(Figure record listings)
◆ ◆ ◆ ◆ ◆

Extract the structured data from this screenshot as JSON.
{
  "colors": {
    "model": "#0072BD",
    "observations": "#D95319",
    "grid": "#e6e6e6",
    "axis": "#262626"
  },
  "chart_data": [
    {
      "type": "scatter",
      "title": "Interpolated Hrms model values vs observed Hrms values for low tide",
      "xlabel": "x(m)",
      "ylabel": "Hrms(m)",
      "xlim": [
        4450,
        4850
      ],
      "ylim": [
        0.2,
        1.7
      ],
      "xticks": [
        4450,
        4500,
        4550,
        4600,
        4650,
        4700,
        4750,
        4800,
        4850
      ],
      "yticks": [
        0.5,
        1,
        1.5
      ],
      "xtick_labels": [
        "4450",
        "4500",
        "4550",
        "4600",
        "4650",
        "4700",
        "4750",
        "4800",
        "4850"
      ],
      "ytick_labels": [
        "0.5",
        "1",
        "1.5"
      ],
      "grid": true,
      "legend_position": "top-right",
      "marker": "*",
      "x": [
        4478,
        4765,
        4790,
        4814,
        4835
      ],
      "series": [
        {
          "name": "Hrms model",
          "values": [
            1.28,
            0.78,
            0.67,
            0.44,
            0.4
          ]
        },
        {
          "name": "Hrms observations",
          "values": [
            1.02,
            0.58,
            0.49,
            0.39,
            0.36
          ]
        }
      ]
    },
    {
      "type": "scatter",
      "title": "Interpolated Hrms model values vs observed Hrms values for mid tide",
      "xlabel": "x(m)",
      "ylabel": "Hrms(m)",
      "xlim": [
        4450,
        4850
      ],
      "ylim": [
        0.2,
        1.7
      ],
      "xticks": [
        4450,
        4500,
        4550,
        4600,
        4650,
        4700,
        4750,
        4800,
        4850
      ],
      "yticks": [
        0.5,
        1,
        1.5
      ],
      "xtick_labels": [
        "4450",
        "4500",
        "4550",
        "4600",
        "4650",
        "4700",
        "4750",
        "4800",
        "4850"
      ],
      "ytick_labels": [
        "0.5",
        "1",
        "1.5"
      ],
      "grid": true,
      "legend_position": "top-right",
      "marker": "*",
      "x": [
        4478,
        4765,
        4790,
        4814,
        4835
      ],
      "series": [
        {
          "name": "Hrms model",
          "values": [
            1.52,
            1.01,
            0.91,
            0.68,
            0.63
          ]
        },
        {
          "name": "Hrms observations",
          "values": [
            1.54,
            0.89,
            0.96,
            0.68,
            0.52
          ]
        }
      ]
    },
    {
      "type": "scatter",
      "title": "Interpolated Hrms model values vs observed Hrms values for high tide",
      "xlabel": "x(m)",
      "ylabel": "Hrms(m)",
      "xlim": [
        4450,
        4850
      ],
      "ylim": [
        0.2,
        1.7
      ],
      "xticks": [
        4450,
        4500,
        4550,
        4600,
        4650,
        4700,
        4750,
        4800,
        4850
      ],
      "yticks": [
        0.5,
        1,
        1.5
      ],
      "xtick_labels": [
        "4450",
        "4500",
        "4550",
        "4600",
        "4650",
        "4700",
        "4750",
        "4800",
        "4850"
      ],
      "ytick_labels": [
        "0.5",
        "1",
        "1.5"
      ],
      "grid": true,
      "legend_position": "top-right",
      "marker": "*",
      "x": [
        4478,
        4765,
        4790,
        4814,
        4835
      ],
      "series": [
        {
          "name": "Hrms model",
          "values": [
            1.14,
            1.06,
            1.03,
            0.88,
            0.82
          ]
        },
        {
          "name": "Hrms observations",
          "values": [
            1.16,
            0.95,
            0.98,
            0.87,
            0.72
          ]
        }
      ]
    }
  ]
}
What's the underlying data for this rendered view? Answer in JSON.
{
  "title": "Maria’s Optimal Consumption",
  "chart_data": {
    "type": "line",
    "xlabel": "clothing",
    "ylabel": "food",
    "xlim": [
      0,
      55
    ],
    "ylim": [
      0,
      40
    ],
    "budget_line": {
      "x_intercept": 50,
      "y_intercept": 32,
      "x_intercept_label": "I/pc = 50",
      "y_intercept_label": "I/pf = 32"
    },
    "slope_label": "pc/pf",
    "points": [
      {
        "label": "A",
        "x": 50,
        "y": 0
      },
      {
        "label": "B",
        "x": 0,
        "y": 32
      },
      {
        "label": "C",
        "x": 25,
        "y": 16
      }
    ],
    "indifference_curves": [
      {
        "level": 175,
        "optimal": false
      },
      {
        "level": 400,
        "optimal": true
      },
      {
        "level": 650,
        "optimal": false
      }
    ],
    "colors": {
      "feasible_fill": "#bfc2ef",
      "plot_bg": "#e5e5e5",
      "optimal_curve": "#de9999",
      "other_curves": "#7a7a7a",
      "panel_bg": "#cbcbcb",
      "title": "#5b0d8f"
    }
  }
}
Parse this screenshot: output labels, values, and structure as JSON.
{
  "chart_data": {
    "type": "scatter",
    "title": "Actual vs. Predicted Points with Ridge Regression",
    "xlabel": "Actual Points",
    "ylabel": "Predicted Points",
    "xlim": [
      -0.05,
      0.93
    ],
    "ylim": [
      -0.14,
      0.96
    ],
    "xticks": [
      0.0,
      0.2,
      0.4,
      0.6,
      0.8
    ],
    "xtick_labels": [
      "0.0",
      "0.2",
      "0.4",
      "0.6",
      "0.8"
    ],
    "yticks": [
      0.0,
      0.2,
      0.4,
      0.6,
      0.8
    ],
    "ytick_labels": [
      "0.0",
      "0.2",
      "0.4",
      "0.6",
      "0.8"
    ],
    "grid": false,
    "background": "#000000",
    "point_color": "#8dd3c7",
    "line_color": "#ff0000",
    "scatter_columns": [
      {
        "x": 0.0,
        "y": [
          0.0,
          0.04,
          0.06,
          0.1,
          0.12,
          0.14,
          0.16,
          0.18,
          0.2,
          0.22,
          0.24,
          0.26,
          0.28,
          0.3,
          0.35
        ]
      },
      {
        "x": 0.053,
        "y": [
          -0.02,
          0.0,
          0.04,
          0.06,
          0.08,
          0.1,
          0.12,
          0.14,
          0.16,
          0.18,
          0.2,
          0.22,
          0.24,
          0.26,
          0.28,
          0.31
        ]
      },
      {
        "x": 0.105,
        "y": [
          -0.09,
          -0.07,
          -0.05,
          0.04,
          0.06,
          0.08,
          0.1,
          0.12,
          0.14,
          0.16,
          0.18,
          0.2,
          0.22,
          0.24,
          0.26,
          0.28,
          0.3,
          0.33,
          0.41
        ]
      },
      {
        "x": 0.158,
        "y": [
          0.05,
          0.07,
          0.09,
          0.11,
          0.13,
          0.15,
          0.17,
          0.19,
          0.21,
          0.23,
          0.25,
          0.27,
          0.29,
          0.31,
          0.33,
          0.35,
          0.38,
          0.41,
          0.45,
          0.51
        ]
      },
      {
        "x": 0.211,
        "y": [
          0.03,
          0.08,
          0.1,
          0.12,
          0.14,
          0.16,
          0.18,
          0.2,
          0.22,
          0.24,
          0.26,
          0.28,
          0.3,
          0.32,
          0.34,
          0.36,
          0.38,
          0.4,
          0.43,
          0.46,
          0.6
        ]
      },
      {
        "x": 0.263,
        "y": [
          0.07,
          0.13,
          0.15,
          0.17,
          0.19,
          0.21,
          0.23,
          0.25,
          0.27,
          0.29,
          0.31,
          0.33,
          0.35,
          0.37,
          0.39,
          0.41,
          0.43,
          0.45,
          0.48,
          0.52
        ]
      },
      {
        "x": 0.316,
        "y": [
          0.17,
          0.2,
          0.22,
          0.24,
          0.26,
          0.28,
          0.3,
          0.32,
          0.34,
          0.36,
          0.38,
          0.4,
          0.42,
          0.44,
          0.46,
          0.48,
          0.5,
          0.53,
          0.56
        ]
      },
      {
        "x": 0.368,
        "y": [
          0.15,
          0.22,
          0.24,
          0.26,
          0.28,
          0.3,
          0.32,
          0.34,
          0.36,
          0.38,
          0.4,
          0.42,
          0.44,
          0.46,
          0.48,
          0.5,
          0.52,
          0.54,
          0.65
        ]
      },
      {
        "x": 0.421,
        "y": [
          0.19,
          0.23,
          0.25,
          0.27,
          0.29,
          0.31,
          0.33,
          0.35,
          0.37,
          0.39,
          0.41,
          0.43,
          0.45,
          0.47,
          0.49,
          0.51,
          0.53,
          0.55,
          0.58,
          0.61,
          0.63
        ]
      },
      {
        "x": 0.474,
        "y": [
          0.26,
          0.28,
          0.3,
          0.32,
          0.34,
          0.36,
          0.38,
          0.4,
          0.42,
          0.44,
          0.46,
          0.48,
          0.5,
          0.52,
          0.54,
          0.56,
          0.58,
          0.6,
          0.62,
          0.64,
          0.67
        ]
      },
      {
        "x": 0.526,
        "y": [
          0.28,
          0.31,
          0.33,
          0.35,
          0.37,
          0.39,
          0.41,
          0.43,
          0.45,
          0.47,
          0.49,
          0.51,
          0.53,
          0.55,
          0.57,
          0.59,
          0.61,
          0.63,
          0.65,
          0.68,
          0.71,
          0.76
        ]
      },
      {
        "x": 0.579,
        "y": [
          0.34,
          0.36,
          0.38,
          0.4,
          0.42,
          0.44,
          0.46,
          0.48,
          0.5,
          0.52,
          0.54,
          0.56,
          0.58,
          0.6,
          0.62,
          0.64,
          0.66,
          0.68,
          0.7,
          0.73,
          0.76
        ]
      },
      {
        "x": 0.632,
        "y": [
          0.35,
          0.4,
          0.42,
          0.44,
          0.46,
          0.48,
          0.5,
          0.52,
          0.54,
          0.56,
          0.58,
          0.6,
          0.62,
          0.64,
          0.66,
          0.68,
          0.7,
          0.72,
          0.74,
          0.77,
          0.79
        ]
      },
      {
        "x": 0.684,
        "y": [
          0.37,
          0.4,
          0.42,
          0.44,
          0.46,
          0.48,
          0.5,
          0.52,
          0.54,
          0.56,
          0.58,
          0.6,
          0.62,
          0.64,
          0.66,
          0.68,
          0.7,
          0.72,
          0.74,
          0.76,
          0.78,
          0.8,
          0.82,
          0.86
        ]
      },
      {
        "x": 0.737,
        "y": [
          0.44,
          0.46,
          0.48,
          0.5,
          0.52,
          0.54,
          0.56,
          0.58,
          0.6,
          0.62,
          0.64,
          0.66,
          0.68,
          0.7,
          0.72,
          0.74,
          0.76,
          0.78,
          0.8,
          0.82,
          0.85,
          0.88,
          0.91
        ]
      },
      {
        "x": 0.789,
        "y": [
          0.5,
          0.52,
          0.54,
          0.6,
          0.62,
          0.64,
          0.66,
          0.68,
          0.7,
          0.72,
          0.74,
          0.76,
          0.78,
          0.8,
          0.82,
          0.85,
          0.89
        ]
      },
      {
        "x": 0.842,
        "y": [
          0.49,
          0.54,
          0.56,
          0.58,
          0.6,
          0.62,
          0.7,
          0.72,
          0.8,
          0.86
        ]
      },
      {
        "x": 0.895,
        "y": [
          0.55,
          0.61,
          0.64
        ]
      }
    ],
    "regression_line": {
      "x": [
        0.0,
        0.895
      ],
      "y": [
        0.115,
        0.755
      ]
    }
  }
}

◆ ◆ ◆ ◆ ◆

**Direction:**
Filter the data for the string "this" and copy every line that has it.

**Answer to the problem:**
Extract the structured data from this screenshot as JSON.
What's the underlying data for this rendered view? Answer in JSON.
Parse this screenshot: output labels, values, and structure as JSON.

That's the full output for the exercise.